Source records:

★ ★ ★ ★

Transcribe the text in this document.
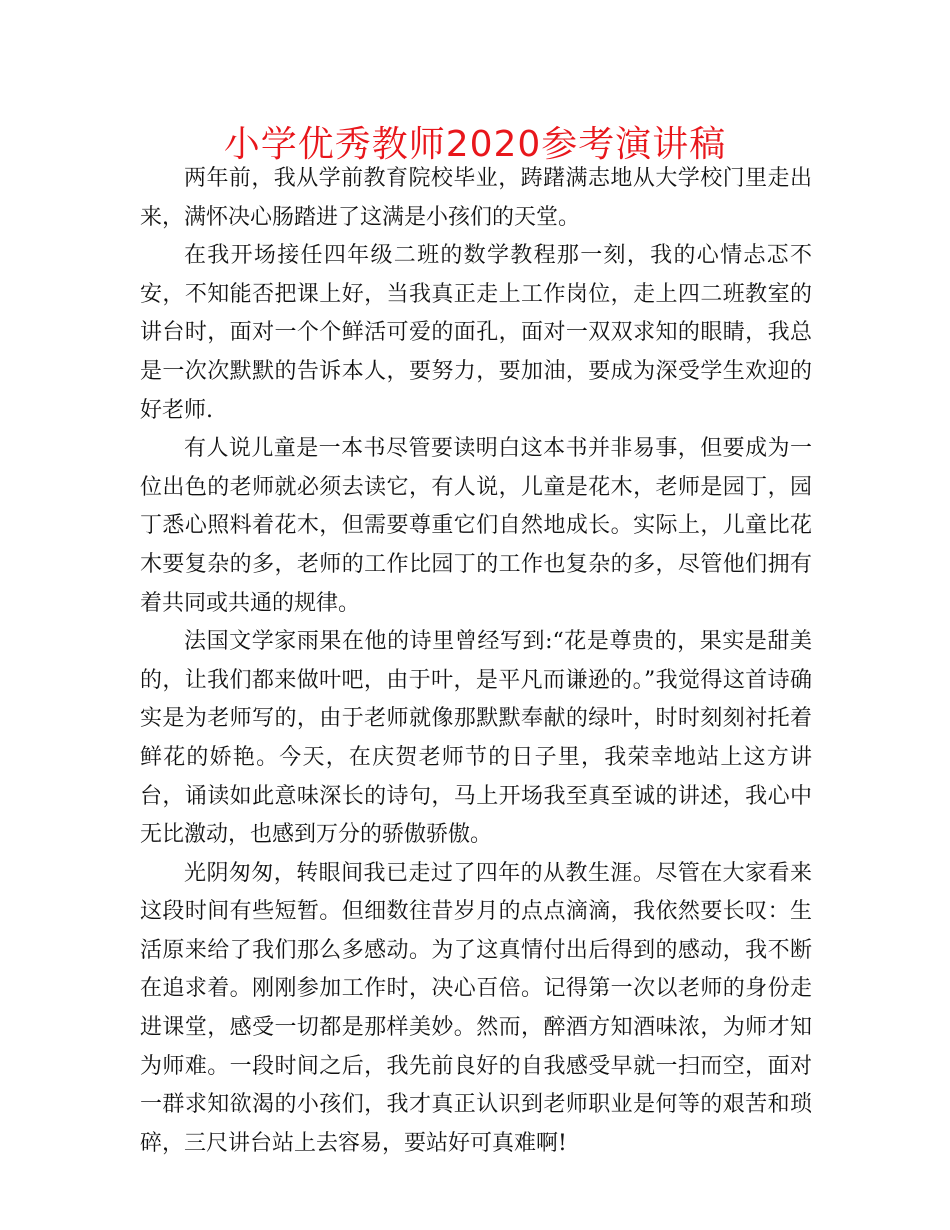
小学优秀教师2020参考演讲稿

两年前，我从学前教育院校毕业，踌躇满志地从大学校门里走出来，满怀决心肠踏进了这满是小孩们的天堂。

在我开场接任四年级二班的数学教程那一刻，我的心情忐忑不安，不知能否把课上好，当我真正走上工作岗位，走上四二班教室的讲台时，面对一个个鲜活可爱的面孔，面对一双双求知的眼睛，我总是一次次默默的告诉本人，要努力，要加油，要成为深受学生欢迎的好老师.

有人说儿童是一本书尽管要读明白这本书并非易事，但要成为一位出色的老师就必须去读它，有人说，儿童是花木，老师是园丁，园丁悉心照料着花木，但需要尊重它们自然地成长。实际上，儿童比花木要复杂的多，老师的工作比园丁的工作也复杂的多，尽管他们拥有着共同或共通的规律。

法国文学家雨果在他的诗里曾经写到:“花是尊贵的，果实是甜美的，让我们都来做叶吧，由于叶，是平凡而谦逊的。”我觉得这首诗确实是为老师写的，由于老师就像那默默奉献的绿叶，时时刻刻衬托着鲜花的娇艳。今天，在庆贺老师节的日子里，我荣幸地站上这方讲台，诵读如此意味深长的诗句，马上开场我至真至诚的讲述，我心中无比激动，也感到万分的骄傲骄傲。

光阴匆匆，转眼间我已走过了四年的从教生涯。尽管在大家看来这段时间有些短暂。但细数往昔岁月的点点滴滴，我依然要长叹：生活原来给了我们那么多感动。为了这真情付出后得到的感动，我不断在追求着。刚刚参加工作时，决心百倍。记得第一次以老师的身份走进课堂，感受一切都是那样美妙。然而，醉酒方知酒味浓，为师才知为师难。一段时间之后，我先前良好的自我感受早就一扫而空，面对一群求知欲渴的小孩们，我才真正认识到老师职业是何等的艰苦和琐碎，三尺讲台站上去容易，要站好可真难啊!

★ ★ ★ ★

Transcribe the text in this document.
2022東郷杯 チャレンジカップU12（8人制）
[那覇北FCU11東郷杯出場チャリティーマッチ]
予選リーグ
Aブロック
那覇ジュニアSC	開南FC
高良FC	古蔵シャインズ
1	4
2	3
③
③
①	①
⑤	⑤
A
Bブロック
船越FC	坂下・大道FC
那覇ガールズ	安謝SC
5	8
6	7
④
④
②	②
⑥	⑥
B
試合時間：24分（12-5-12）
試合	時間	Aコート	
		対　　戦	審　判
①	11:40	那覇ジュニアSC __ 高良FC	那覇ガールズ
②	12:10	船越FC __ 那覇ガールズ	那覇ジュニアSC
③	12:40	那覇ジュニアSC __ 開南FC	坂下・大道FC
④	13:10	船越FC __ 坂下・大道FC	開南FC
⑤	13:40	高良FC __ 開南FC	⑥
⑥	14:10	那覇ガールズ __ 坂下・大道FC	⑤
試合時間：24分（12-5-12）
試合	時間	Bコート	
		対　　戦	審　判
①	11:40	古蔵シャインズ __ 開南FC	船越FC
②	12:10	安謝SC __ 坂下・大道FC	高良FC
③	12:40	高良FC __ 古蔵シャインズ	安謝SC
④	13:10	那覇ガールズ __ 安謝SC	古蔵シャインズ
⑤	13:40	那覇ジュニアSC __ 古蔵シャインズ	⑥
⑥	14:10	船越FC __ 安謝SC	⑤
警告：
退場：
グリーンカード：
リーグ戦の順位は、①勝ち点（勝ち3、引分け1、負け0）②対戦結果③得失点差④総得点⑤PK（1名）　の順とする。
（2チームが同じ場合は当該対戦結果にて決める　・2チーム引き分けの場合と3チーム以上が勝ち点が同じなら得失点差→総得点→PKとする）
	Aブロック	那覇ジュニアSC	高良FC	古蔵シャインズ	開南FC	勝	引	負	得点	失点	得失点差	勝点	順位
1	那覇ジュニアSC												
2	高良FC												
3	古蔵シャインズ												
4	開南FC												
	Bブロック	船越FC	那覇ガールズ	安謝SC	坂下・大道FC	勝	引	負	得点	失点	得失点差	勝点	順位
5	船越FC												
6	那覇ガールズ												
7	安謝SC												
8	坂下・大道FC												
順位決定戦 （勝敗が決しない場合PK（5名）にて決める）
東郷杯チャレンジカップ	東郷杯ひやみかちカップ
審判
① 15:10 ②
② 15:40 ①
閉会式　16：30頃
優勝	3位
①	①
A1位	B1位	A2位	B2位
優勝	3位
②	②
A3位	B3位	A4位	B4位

★ ★ ★ ★

Report only the count of lines that include the string "那覇ジュニアSC".

7